(Saved entries)

◆ ◆ ◆ ◆ ◆ ◆ ◆

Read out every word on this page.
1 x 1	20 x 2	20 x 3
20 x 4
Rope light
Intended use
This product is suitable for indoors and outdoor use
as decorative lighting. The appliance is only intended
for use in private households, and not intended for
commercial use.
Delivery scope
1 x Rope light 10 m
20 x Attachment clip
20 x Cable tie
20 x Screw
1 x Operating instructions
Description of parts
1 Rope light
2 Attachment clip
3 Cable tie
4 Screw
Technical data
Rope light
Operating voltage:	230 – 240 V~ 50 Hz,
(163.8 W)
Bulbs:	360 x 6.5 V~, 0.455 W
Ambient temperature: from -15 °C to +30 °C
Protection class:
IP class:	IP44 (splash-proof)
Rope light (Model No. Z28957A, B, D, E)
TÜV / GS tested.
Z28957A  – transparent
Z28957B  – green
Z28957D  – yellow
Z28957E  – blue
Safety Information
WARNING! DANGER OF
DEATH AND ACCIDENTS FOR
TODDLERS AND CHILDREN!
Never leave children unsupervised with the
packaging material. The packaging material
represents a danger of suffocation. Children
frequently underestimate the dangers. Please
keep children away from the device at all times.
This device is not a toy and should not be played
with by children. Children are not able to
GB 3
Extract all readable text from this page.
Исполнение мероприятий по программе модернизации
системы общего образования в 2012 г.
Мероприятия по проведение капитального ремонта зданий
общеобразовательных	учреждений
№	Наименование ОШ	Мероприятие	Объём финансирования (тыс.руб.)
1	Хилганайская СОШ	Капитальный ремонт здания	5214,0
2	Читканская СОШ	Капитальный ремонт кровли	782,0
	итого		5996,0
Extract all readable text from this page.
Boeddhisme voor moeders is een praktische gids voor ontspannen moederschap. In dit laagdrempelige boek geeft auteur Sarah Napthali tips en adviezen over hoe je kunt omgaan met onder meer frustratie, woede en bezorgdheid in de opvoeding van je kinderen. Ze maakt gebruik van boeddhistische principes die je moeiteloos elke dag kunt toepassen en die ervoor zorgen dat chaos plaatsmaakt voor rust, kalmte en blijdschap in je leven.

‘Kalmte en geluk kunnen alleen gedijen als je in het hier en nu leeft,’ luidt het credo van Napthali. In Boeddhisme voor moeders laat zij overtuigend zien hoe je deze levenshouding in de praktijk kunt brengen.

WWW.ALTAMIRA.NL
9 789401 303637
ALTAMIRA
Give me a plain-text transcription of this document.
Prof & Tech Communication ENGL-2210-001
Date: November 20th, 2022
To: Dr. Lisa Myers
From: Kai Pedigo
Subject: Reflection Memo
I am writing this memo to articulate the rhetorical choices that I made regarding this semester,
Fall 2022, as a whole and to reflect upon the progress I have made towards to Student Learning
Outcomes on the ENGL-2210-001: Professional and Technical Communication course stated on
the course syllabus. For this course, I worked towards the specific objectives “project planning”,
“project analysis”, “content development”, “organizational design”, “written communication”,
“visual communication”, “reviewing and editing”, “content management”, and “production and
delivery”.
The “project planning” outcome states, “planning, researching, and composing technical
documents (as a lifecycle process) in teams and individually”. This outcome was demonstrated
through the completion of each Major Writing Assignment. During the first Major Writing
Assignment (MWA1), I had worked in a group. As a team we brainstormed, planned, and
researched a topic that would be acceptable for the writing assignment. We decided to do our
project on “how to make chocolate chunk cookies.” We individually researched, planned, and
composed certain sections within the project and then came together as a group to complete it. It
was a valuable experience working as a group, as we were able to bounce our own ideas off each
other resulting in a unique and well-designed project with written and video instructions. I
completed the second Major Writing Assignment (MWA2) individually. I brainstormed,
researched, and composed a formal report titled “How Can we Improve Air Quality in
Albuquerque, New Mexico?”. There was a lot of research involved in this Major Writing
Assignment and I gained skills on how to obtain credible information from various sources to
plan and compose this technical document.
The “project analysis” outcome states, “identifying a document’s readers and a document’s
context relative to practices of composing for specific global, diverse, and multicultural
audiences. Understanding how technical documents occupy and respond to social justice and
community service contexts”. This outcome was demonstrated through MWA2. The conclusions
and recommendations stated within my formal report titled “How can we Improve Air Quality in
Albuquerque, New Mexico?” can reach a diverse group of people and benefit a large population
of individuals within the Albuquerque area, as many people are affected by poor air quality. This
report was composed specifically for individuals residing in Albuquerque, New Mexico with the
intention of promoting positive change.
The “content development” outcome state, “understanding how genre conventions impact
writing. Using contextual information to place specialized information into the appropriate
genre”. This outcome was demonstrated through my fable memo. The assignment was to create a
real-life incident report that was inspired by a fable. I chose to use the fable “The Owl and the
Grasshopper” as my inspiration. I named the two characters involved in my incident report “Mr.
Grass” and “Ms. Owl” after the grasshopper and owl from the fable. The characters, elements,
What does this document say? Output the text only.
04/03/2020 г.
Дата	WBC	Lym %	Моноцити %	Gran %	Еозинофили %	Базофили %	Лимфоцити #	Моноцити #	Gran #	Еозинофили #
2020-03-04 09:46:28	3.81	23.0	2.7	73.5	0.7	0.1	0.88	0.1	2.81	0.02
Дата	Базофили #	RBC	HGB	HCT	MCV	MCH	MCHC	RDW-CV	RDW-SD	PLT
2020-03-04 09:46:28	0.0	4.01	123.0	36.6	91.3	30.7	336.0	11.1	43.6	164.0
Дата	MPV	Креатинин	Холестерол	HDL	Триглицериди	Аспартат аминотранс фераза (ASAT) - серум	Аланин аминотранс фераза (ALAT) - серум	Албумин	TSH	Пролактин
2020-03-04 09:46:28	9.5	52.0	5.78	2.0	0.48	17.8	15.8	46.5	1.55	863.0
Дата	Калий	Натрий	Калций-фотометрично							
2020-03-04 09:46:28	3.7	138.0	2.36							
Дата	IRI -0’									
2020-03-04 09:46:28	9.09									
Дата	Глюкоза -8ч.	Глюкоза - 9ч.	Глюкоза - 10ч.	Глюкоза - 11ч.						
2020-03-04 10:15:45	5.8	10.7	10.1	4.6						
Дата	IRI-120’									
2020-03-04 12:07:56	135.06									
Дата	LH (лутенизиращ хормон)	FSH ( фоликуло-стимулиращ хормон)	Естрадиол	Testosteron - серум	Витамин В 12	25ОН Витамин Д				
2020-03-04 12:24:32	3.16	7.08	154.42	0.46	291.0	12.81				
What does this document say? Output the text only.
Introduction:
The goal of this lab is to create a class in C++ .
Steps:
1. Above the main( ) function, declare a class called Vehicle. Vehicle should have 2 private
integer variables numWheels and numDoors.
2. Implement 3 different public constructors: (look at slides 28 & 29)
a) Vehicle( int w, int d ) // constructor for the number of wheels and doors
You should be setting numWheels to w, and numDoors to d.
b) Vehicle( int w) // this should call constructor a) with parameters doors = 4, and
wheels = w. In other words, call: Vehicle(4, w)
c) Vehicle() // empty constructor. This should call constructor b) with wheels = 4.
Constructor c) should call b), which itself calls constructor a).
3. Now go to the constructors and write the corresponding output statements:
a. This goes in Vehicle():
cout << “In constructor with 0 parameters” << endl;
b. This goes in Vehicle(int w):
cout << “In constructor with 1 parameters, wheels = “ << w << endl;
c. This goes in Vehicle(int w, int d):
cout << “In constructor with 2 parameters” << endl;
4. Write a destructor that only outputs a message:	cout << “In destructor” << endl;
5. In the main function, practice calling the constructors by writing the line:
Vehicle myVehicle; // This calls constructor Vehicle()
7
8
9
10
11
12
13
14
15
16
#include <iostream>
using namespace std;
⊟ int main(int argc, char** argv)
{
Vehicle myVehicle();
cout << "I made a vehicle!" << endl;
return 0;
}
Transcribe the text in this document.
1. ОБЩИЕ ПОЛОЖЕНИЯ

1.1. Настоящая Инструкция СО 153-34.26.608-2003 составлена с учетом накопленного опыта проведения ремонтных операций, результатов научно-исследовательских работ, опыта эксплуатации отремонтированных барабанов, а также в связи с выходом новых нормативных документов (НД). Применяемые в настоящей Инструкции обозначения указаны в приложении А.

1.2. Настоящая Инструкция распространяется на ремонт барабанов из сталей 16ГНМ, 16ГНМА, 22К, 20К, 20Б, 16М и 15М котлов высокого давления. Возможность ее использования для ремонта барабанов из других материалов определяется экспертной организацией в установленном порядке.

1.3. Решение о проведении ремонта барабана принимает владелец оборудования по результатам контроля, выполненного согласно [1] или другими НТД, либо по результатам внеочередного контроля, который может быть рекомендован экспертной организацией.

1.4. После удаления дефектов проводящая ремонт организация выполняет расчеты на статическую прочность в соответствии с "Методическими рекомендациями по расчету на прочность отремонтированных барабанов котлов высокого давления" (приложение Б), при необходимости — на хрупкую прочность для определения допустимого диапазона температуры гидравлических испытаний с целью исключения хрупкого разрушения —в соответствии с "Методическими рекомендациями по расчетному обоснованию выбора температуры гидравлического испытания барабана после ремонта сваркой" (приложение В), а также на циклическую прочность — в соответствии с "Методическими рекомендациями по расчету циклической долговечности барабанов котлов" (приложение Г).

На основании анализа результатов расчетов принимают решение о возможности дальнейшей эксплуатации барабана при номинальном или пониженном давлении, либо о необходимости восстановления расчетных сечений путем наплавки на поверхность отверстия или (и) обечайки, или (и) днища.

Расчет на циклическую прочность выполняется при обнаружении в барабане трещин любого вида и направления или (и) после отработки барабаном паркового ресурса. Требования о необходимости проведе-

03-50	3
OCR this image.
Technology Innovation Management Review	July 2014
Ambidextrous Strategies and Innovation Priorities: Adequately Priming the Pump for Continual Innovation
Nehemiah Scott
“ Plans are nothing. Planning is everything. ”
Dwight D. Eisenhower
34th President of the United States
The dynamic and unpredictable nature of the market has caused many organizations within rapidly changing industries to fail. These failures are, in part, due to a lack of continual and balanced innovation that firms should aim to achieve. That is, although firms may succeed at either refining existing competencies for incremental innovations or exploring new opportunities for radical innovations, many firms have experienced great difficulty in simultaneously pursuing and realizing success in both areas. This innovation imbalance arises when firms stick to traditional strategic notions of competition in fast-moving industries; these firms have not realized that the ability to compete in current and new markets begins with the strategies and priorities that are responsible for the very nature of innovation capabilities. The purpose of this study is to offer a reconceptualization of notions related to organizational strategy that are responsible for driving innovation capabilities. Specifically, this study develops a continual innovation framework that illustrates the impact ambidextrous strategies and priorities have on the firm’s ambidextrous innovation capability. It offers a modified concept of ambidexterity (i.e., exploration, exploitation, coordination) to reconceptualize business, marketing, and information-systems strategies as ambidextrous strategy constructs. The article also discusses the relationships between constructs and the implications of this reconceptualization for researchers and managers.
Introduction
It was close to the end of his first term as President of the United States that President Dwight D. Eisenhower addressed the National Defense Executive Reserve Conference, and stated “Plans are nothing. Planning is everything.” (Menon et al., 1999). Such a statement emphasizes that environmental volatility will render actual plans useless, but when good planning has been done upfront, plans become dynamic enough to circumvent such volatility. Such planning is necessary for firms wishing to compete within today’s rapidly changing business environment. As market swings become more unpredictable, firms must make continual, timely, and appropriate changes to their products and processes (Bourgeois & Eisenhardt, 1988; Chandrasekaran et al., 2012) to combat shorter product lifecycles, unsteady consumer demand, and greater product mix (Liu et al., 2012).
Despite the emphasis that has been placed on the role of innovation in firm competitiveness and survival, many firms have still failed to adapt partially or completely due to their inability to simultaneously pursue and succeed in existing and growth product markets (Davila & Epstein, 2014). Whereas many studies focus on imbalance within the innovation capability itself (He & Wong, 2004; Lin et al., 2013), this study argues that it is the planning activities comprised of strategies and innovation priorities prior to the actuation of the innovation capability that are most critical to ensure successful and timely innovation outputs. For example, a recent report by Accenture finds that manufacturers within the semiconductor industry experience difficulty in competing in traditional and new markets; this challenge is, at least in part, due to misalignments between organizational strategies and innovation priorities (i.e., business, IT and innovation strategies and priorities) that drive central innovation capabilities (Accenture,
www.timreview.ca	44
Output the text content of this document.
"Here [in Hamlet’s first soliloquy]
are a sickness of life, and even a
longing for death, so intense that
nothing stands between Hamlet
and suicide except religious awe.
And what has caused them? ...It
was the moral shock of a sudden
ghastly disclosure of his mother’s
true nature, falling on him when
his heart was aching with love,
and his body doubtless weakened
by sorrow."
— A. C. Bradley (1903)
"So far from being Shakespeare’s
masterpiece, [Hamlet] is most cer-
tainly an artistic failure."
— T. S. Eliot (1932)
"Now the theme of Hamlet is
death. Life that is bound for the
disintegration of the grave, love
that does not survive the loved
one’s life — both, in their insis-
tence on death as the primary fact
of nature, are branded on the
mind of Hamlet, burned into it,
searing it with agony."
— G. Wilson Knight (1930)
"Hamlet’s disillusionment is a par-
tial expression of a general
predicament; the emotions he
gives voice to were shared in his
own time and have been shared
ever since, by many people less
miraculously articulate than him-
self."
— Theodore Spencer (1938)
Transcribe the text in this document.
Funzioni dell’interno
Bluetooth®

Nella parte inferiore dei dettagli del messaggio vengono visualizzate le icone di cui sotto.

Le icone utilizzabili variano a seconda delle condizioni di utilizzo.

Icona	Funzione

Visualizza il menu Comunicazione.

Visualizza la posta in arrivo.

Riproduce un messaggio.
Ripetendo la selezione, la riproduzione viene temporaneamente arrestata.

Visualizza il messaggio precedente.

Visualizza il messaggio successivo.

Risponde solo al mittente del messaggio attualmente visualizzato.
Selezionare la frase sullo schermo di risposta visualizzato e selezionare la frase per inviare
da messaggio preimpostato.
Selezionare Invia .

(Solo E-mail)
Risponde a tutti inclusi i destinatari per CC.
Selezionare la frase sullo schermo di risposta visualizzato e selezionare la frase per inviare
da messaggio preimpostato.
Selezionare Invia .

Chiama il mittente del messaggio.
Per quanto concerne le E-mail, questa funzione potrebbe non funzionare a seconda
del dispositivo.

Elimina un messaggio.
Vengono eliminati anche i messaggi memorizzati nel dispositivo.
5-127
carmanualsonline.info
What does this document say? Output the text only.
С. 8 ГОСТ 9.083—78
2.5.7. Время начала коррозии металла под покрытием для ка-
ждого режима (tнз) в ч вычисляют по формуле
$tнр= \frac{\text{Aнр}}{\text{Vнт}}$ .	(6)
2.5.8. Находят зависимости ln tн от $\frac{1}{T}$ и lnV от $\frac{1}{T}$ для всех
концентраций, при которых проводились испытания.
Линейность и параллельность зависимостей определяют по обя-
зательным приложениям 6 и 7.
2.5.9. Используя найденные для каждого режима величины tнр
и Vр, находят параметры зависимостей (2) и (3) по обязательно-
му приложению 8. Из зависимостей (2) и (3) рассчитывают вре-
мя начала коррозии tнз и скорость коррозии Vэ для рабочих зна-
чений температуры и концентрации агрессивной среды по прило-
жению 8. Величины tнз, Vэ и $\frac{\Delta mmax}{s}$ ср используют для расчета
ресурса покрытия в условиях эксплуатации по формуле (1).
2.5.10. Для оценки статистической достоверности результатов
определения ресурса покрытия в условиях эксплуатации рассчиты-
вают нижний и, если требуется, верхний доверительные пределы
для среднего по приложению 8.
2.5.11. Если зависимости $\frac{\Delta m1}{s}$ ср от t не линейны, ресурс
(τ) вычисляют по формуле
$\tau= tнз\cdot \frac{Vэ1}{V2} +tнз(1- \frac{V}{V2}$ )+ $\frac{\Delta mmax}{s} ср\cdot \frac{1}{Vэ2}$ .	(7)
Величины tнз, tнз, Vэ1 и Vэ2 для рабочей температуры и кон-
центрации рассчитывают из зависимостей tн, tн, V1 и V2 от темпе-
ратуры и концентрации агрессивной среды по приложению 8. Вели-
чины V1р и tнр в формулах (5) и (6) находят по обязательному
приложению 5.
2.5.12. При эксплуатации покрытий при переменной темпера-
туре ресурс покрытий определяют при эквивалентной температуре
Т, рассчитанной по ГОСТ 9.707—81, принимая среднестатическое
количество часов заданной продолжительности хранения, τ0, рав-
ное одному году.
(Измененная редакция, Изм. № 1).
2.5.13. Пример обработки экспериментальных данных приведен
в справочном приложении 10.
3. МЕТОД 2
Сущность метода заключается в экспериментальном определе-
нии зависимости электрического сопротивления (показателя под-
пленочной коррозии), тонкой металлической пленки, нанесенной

◆ ◆ ◆ ◆ ◆ ◆ ◆

Set exercise >>
Identify each line holding the string "written", and copy it out.

Full answer >>
“project analysis”, “content development”, “organizational design”, “written communication”,
other resulting in a unique and well-designed project with written and video instructions. I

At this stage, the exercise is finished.